* BEGIN *
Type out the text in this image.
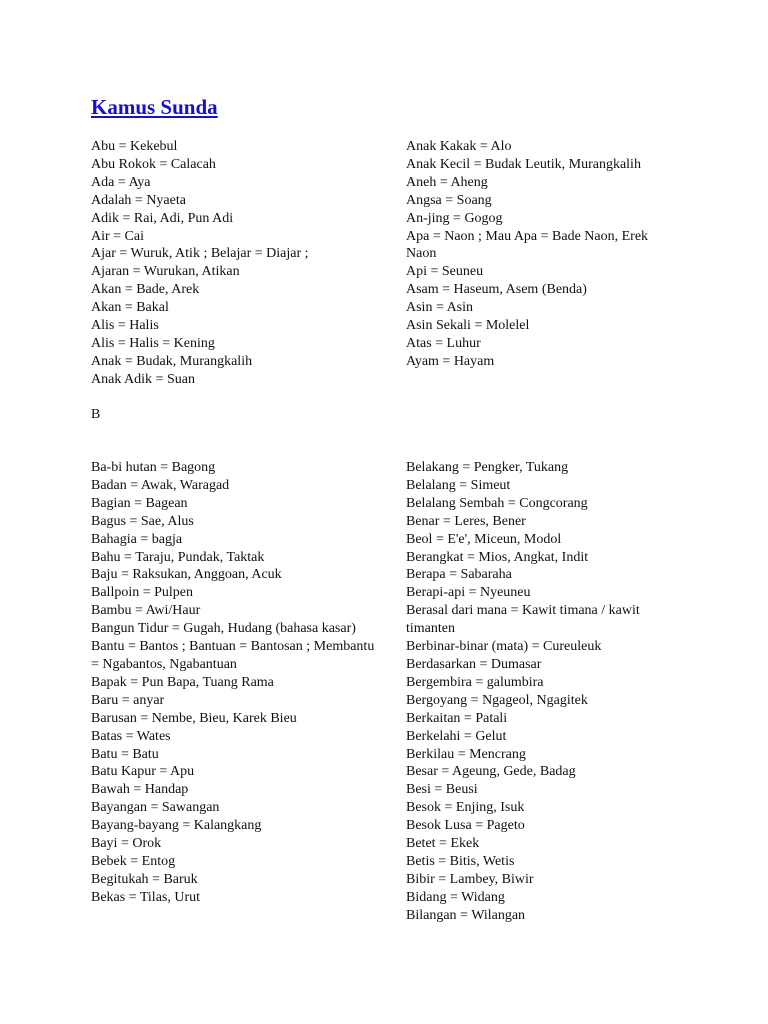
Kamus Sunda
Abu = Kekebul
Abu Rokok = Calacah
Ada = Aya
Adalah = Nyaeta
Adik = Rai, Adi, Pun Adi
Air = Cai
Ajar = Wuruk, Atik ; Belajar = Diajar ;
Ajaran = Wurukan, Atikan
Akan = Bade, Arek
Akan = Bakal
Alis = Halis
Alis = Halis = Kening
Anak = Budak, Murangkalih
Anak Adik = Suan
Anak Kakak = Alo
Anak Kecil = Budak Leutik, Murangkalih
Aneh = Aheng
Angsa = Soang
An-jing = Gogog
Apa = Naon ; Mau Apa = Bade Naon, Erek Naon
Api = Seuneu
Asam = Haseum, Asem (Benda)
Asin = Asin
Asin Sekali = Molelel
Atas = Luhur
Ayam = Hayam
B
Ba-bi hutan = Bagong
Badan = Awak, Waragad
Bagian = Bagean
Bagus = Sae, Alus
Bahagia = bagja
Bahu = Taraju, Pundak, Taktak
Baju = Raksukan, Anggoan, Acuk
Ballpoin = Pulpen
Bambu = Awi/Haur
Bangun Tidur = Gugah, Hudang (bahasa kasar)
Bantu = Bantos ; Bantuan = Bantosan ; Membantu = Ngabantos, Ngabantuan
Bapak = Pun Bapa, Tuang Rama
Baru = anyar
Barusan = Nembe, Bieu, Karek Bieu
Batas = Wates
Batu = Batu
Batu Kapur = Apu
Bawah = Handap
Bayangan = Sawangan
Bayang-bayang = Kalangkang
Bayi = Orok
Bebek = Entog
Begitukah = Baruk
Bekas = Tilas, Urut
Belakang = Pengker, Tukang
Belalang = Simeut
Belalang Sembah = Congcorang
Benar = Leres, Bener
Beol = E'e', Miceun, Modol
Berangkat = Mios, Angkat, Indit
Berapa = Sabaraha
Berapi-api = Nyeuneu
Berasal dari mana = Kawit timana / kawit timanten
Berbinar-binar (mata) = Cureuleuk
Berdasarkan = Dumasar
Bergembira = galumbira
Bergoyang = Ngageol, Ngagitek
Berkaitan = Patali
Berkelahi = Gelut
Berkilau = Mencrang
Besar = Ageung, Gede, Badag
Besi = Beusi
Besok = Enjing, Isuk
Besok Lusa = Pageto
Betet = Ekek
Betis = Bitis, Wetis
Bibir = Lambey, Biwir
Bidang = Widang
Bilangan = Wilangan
* END *
* BEGIN *
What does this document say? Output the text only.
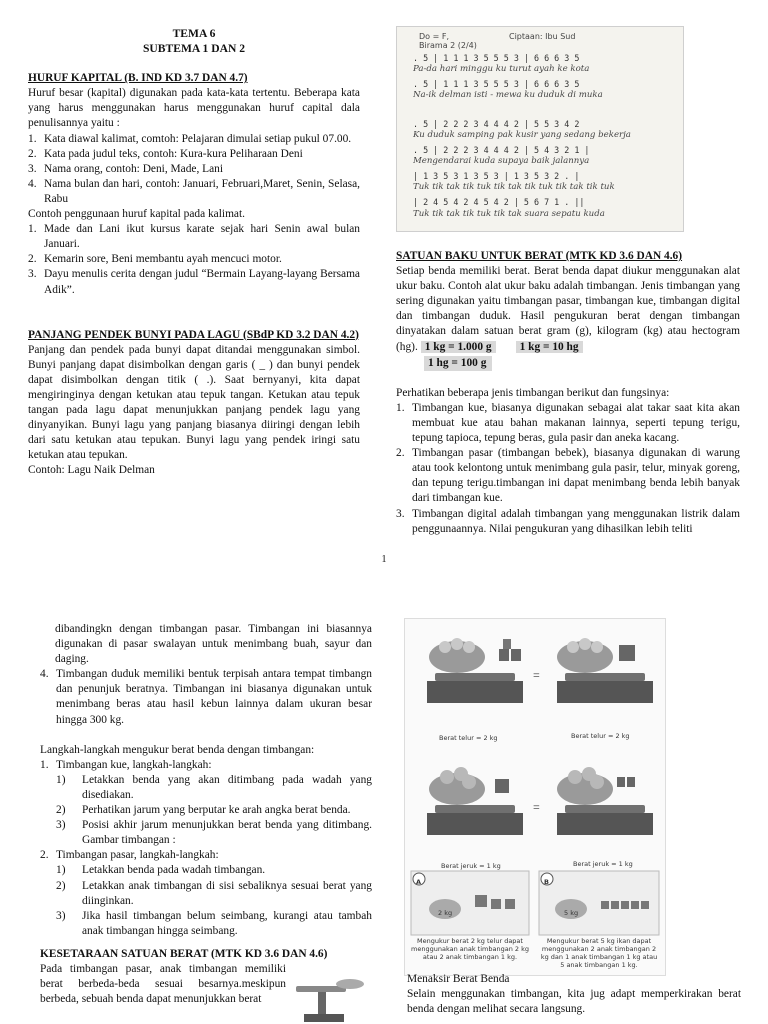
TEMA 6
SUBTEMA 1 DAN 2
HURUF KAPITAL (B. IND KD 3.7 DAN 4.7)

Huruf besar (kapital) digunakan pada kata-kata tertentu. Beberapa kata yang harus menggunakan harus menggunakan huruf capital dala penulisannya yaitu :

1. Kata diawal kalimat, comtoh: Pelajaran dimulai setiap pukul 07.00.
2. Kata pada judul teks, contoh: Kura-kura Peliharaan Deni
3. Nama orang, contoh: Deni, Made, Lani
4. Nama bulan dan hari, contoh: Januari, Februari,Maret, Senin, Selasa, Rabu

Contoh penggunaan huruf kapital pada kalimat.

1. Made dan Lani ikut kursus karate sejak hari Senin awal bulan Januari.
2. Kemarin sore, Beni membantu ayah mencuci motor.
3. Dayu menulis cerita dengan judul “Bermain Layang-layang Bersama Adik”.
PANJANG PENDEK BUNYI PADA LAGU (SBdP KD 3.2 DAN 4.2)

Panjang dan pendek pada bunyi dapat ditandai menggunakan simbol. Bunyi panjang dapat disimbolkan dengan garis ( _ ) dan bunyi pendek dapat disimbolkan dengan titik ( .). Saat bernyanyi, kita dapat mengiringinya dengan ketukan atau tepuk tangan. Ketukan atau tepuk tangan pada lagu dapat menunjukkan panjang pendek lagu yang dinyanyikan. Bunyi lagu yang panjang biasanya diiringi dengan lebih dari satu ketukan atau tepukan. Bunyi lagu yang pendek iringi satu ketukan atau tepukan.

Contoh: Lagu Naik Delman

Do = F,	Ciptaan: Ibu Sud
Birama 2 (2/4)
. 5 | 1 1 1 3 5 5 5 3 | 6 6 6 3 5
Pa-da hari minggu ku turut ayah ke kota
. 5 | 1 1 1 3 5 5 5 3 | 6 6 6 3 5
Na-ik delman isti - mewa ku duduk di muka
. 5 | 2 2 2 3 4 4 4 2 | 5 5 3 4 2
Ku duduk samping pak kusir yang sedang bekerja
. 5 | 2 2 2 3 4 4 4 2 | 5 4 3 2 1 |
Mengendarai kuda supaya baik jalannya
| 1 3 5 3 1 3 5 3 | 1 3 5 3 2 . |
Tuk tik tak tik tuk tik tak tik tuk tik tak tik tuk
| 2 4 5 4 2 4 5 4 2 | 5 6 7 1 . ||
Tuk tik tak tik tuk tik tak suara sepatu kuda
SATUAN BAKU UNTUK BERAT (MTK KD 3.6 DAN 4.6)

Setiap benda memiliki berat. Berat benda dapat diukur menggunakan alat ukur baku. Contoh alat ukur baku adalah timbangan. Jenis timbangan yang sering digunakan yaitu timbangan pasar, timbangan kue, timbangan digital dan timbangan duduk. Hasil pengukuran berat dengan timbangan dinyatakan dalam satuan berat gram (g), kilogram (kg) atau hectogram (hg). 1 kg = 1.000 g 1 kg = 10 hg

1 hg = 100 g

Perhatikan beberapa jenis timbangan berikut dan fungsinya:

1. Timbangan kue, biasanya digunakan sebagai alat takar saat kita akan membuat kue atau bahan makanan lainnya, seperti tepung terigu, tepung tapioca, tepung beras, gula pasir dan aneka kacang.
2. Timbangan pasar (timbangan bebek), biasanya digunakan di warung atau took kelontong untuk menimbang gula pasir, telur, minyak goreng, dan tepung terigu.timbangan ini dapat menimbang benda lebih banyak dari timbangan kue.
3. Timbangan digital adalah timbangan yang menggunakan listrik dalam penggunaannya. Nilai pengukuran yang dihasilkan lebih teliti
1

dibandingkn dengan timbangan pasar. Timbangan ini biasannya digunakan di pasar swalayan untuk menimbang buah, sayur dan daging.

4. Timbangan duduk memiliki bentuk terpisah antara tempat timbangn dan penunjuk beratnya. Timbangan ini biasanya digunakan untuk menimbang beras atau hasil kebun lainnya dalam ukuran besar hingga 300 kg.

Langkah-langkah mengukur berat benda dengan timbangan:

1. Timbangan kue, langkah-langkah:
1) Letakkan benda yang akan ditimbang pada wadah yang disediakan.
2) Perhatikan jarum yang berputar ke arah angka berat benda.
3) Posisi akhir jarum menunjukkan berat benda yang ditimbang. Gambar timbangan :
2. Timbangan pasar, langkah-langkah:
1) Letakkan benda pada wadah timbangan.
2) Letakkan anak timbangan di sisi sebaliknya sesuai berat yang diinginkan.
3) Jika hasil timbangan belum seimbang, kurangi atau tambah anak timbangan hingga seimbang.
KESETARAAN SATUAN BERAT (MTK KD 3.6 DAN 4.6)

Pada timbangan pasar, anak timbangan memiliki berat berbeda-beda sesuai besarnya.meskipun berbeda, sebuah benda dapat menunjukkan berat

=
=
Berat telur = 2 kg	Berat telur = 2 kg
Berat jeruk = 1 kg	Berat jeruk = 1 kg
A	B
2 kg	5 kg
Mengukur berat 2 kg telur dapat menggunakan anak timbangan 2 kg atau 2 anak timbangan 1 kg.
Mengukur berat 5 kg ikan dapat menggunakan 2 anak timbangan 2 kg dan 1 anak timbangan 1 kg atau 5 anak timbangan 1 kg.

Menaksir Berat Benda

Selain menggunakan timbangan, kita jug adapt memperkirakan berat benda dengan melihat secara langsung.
* END *
What is needed – Pull out each line of the records holding the string "biasanya".

Task output –
Panjang dan pendek pada bunyi dapat ditandai menggunakan simbol. Bunyi panjang dapat disimbolkan dengan garis ( _ ) dan bunyi pendek dapat disimbolkan dengan titik ( .). Saat bernyanyi, kita dapat mengiringinya dengan ketukan atau tepuk tangan. Ketukan atau tepuk tangan pada lagu dapat menunjukkan panjang pendek lagu yang dinyanyikan. Bunyi lagu yang panjang biasanya diiringi dengan lebih dari satu ketukan atau tepukan. Bunyi lagu yang pendek iringi satu ketukan atau tepukan.
1. Timbangan kue, biasanya digunakan sebagai alat takar saat kita akan membuat kue atau bahan makanan lainnya, seperti tepung terigu, tepung tapioca, tepung beras, gula pasir dan aneka kacang.
2. Timbangan pasar (timbangan bebek), biasanya digunakan di warung atau took kelontong untuk menimbang gula pasir, telur, minyak goreng, dan tepung terigu.timbangan ini dapat menimbang benda lebih banyak dari timbangan kue.
4. Timbangan duduk memiliki bentuk terpisah antara tempat timbangn dan penunjuk beratnya. Timbangan ini biasanya digunakan untuk menimbang beras atau hasil kebun lainnya dalam ukuran besar hingga 300 kg.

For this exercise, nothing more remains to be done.